Instruction:
Report every line in the listing below where the string "Occupational" shows up.

Supplied data:
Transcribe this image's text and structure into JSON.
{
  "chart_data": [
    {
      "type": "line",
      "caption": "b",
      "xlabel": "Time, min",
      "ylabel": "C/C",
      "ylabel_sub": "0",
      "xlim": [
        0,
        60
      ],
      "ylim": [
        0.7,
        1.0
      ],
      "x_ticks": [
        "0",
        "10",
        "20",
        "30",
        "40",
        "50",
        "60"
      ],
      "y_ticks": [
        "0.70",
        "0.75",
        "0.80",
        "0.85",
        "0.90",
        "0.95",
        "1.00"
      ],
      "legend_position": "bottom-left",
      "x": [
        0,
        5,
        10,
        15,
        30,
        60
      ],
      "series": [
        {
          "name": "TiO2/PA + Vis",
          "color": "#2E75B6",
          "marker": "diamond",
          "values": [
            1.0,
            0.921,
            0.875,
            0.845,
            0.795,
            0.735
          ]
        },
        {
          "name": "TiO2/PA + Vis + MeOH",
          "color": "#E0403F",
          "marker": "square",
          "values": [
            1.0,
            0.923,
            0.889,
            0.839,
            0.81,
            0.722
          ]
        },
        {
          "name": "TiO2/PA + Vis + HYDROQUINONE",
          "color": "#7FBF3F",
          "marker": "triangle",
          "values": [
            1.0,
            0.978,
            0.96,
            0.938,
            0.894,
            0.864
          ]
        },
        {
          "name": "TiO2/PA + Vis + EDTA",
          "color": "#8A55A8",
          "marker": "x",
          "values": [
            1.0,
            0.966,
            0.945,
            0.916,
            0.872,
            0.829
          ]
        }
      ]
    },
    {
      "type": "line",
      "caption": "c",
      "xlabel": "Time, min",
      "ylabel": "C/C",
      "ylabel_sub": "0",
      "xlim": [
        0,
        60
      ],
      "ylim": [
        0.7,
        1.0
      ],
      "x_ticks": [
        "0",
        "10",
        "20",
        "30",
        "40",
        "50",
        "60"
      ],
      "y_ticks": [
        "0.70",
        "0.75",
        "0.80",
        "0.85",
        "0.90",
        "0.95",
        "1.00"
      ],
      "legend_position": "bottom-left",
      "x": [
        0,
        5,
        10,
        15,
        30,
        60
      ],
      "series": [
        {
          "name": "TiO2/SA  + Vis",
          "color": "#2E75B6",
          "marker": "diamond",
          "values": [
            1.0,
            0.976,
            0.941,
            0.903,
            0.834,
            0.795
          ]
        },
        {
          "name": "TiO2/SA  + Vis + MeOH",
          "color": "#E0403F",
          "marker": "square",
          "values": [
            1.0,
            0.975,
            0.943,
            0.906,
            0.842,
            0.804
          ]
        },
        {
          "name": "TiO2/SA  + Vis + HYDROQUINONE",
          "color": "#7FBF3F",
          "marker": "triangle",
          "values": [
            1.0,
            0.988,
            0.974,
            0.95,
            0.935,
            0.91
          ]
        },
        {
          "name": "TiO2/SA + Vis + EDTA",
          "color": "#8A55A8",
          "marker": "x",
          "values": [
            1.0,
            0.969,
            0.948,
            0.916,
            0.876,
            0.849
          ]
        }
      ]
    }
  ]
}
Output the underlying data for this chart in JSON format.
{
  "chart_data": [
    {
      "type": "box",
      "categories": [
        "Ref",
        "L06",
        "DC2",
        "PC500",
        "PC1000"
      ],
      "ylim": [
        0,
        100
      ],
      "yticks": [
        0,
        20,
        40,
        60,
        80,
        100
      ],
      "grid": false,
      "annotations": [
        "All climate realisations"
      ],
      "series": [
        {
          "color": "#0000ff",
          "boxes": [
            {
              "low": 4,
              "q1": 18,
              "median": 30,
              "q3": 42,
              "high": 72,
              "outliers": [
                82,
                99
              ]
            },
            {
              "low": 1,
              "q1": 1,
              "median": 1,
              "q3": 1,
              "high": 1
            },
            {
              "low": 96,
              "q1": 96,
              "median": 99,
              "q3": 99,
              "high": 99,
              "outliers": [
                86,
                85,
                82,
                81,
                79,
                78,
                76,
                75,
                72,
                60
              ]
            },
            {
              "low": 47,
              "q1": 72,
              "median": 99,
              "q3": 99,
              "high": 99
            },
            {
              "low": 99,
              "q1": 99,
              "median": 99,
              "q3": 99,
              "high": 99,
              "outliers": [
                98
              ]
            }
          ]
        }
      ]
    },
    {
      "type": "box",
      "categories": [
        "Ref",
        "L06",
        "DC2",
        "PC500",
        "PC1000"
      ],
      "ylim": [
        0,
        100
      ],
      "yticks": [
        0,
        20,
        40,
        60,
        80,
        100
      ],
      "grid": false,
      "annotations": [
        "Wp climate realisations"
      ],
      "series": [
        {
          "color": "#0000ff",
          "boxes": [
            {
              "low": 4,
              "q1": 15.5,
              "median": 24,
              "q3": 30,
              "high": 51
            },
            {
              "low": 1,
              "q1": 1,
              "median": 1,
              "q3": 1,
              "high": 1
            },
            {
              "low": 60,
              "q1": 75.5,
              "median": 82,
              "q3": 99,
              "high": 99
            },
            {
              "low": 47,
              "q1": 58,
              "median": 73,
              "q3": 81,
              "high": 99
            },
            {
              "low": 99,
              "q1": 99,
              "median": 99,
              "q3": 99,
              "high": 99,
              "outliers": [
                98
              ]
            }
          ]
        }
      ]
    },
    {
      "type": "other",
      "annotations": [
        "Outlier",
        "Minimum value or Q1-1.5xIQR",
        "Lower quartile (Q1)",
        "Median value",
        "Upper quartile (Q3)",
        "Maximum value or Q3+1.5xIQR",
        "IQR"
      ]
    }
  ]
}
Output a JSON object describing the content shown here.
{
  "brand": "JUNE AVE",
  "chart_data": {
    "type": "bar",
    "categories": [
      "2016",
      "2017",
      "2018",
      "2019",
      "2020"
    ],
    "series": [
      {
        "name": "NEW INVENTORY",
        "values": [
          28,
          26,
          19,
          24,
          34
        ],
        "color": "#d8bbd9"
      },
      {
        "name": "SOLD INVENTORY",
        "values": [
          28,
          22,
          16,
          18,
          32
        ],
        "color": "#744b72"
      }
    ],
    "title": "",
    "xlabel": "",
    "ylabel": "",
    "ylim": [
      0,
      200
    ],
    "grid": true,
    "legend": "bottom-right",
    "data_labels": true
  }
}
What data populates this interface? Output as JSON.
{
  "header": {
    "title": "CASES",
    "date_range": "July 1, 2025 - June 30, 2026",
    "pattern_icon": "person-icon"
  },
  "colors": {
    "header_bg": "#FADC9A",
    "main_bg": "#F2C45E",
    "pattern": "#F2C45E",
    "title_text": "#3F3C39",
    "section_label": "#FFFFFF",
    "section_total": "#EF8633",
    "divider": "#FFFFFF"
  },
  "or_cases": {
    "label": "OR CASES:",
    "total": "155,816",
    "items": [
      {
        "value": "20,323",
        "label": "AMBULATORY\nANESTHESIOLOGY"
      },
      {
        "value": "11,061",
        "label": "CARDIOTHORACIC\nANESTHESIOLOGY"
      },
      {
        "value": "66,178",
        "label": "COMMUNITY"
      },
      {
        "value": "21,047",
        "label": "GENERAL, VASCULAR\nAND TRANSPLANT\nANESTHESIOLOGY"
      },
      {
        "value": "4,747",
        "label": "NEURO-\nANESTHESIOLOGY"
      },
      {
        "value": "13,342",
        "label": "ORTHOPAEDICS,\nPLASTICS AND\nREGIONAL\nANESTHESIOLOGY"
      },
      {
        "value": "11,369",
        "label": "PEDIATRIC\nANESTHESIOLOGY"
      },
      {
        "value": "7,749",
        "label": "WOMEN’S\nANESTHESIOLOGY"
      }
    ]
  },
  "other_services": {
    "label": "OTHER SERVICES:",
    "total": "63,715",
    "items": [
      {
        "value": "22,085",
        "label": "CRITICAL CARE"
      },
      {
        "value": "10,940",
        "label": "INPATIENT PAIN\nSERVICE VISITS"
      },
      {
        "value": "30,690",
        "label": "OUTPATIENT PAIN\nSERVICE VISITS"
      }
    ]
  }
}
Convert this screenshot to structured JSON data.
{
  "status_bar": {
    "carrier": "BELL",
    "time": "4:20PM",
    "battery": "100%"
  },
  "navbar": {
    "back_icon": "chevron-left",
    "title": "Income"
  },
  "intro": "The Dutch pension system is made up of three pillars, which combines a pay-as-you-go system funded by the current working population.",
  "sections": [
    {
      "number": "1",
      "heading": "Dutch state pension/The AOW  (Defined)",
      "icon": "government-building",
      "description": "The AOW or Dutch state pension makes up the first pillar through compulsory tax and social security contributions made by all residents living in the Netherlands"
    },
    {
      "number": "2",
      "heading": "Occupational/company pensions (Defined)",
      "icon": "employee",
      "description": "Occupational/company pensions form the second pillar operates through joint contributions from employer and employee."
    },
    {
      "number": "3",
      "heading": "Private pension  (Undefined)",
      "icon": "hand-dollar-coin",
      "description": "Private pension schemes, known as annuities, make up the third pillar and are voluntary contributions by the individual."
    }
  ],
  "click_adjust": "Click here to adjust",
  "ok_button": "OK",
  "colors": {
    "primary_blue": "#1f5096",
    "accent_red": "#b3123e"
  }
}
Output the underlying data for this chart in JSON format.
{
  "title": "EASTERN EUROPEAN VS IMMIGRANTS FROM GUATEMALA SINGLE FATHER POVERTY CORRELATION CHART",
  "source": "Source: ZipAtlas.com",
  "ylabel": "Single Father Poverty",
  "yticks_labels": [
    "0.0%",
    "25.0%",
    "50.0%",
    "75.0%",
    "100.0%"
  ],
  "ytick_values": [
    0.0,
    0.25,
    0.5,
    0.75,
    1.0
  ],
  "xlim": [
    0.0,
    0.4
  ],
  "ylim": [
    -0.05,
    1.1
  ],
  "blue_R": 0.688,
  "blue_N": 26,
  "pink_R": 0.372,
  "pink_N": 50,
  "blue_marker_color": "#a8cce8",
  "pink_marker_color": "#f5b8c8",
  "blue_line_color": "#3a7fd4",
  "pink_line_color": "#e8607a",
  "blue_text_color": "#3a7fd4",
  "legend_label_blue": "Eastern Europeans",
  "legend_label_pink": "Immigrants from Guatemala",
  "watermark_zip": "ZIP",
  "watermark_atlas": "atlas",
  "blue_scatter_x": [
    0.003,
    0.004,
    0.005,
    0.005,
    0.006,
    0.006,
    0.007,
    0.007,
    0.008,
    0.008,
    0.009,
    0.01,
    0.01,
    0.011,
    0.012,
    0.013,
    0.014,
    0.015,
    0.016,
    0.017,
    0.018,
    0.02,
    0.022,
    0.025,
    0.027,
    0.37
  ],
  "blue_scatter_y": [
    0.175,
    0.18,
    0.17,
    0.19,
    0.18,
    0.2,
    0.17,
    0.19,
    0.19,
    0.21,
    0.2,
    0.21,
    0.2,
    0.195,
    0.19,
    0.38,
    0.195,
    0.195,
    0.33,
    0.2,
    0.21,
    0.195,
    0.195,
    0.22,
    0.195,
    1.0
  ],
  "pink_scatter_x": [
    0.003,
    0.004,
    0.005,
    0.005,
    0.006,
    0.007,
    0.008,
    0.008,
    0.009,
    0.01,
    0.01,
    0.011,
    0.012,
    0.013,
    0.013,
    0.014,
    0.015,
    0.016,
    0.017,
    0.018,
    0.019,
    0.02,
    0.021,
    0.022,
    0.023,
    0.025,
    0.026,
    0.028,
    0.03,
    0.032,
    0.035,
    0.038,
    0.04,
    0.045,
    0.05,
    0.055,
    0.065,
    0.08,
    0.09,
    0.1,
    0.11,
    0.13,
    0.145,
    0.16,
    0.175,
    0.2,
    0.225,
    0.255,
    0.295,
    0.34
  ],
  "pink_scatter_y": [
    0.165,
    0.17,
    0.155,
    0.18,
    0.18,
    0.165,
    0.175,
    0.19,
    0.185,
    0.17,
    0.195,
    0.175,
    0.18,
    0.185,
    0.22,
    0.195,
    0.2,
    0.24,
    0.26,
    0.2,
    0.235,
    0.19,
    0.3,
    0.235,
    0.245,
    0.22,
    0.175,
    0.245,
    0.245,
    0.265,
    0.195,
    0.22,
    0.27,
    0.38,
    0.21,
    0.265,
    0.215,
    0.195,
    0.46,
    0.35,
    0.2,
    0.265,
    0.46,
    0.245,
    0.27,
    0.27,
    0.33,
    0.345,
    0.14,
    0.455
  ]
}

Task answer:
      "heading": "Occupational/company pensions (Defined)",
      "description": "Occupational/company pensions form the second pillar operates through joint contributions from employer and employee."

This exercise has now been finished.